Set down each record exactly as written.

* ROWS:
- - - - -

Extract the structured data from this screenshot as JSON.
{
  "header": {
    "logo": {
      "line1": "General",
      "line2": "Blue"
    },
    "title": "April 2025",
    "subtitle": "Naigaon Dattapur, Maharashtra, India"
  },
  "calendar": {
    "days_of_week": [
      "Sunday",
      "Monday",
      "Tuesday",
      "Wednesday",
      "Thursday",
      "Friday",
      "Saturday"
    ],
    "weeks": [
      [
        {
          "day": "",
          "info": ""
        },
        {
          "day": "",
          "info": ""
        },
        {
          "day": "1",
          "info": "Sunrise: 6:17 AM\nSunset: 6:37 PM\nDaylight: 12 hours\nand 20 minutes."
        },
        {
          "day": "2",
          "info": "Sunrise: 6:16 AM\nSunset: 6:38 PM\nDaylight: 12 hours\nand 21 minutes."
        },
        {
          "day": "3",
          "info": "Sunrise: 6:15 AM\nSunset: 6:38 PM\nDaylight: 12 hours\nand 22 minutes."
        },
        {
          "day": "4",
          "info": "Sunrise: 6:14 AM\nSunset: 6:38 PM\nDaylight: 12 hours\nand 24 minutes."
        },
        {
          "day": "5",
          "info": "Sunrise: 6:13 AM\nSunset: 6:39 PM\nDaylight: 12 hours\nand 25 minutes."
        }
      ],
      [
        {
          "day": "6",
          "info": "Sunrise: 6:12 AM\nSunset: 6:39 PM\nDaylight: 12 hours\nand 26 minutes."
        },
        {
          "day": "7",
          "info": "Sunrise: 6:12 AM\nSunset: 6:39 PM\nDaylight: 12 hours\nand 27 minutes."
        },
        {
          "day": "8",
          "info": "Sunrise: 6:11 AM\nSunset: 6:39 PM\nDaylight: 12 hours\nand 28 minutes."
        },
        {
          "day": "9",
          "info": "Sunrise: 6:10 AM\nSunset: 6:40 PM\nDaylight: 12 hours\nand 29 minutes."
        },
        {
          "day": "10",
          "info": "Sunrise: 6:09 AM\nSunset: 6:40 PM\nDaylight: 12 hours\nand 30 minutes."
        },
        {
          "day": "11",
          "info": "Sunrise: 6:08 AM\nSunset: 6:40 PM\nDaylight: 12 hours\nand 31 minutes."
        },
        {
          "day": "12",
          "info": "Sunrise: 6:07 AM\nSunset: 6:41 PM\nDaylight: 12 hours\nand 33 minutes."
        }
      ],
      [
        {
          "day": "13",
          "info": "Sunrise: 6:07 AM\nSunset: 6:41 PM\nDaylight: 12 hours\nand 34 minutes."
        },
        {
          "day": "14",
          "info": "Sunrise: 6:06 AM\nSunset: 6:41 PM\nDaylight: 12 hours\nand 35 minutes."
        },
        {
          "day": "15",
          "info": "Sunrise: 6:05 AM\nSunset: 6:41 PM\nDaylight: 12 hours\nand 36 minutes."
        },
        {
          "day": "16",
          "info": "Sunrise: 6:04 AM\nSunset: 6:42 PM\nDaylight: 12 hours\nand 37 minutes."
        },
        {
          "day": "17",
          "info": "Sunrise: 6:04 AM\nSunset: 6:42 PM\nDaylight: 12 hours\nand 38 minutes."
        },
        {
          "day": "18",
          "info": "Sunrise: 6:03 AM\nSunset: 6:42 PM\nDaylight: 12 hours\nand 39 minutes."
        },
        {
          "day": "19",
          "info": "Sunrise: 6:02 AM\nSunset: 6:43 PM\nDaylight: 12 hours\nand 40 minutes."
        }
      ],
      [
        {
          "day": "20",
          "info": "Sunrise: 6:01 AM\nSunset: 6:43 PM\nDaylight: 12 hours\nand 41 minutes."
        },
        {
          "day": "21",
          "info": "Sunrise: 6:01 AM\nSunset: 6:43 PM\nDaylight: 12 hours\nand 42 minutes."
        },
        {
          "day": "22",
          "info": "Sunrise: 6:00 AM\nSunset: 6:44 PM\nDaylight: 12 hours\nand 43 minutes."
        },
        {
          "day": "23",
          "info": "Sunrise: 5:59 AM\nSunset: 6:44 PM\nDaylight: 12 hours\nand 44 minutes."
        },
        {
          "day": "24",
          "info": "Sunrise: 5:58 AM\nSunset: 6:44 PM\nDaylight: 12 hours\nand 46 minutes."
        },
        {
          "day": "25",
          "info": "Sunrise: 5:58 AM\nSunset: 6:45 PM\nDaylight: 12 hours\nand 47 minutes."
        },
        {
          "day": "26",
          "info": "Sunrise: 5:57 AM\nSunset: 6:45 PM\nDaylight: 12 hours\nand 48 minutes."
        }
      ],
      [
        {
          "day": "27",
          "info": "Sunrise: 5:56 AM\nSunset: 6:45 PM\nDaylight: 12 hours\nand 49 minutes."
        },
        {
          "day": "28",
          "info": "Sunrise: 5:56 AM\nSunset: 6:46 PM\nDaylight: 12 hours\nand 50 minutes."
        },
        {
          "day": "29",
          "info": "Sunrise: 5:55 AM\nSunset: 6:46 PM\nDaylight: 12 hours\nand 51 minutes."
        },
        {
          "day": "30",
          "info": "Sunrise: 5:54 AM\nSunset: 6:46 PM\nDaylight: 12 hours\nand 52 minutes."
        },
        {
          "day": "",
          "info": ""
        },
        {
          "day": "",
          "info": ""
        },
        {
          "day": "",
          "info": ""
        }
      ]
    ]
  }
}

- - - - -

* TASK RESPONSE:
Extract the structured data from this screenshot as JSON.
{
  "header": {
    "logo": {
      "line1": "General",
      "line2": "Blue"
    },
    "title": "April 2025",
    "subtitle": "Naigaon Dattapur, Maharashtra, India"
  },
  "calendar": {
    "days_of_week": [
      "Sunday",
      "Monday",
      "Tuesday",
      "Wednesday",
      "Thursday",
      "Friday",
      "Saturday"
    ],
    "weeks": [
      [
        {
          "day": "",
          "info": ""
        },
        {
          "day": "",
          "info": ""
        },
        {
          "day": "1",
          "info": "Sunrise: 6:17 AM\nSunset: 6:37 PM\nDaylight: 12 hours\nand 20 minutes."
        },
        {
          "day": "2",
          "info": "Sunrise: 6:16 AM\nSunset: 6:38 PM\nDaylight: 12 hours\nand 21 minutes."
        },
        {
          "day": "3",
          "info": "Sunrise: 6:15 AM\nSunset: 6:38 PM\nDaylight: 12 hours\nand 22 minutes."
        },
        {
          "day": "4",
          "info": "Sunrise: 6:14 AM\nSunset: 6:38 PM\nDaylight: 12 hours\nand 24 minutes."
        },
        {
          "day": "5",
          "info": "Sunrise: 6:13 AM\nSunset: 6:39 PM\nDaylight: 12 hours\nand 25 minutes."
        }
      ],
      [
        {
          "day": "6",
          "info": "Sunrise: 6:12 AM\nSunset: 6:39 PM\nDaylight: 12 hours\nand 26 minutes."
        },
        {
          "day": "7",
          "info": "Sunrise: 6:12 AM\nSunset: 6:39 PM\nDaylight: 12 hours\nand 27 minutes."
        },
        {
          "day": "8",
          "info": "Sunrise: 6:11 AM\nSunset: 6:39 PM\nDaylight: 12 hours\nand 28 minutes."
        },
        {
          "day": "9",
          "info": "Sunrise: 6:10 AM\nSunset: 6:40 PM\nDaylight: 12 hours\nand 29 minutes."
        },
        {
          "day": "10",
          "info": "Sunrise: 6:09 AM\nSunset: 6:40 PM\nDaylight: 12 hours\nand 30 minutes."
        },
        {
          "day": "11",
          "info": "Sunrise: 6:08 AM\nSunset: 6:40 PM\nDaylight: 12 hours\nand 31 minutes."
        },
        {
          "day": "12",
          "info": "Sunrise: 6:07 AM\nSunset: 6:41 PM\nDaylight: 12 hours\nand 33 minutes."
        }
      ],
      [
        {
          "day": "13",
          "info": "Sunrise: 6:07 AM\nSunset: 6:41 PM\nDaylight: 12 hours\nand 34 minutes."
        },
        {
          "day": "14",
          "info": "Sunrise: 6:06 AM\nSunset: 6:41 PM\nDaylight: 12 hours\nand 35 minutes."
        },
        {
          "day": "15",
          "info": "Sunrise: 6:05 AM\nSunset: 6:41 PM\nDaylight: 12 hours\nand 36 minutes."
        },
        {
          "day": "16",
          "info": "Sunrise: 6:04 AM\nSunset: 6:42 PM\nDaylight: 12 hours\nand 37 minutes."
        },
        {
          "day": "17",
          "info": "Sunrise: 6:04 AM\nSunset: 6:42 PM\nDaylight: 12 hours\nand 38 minutes."
        },
        {
          "day": "18",
          "info": "Sunrise: 6:03 AM\nSunset: 6:42 PM\nDaylight: 12 hours\nand 39 minutes."
        },
        {
          "day": "19",
          "info": "Sunrise: 6:02 AM\nSunset: 6:43 PM\nDaylight: 12 hours\nand 40 minutes."
        }
      ],
      [
        {
          "day": "20",
          "info": "Sunrise: 6:01 AM\nSunset: 6:43 PM\nDaylight: 12 hours\nand 41 minutes."
        },
        {
          "day": "21",
          "info": "Sunrise: 6:01 AM\nSunset: 6:43 PM\nDaylight: 12 hours\nand 42 minutes."
        },
        {
          "day": "22",
          "info": "Sunrise: 6:00 AM\nSunset: 6:44 PM\nDaylight: 12 hours\nand 43 minutes."
        },
        {
          "day": "23",
          "info": "Sunrise: 5:59 AM\nSunset: 6:44 PM\nDaylight: 12 hours\nand 44 minutes."
        },
        {
          "day": "24",
          "info": "Sunrise: 5:58 AM\nSunset: 6:44 PM\nDaylight: 12 hours\nand 46 minutes."
        },
        {
          "day": "25",
          "info": "Sunrise: 5:58 AM\nSunset: 6:45 PM\nDaylight: 12 hours\nand 47 minutes."
        },
        {
          "day": "26",
          "info": "Sunrise: 5:57 AM\nSunset: 6:45 PM\nDaylight: 12 hours\nand 48 minutes."
        }
      ],
      [
        {
          "day": "27",
          "info": "Sunrise: 5:56 AM\nSunset: 6:45 PM\nDaylight: 12 hours\nand 49 minutes."
        },
        {
          "day": "28",
          "info": "Sunrise: 5:56 AM\nSunset: 6:46 PM\nDaylight: 12 hours\nand 50 minutes."
        },
        {
          "day": "29",
          "info": "Sunrise: 5:55 AM\nSunset: 6:46 PM\nDaylight: 12 hours\nand 51 minutes."
        },
        {
          "day": "30",
          "info": "Sunrise: 5:54 AM\nSunset: 6:46 PM\nDaylight: 12 hours\nand 52 minutes."
        },
        {
          "day": "",
          "info": ""
        },
        {
          "day": "",
          "info": ""
        },
        {
          "day": "",
          "info": ""
        }
      ]
    ]
  }
}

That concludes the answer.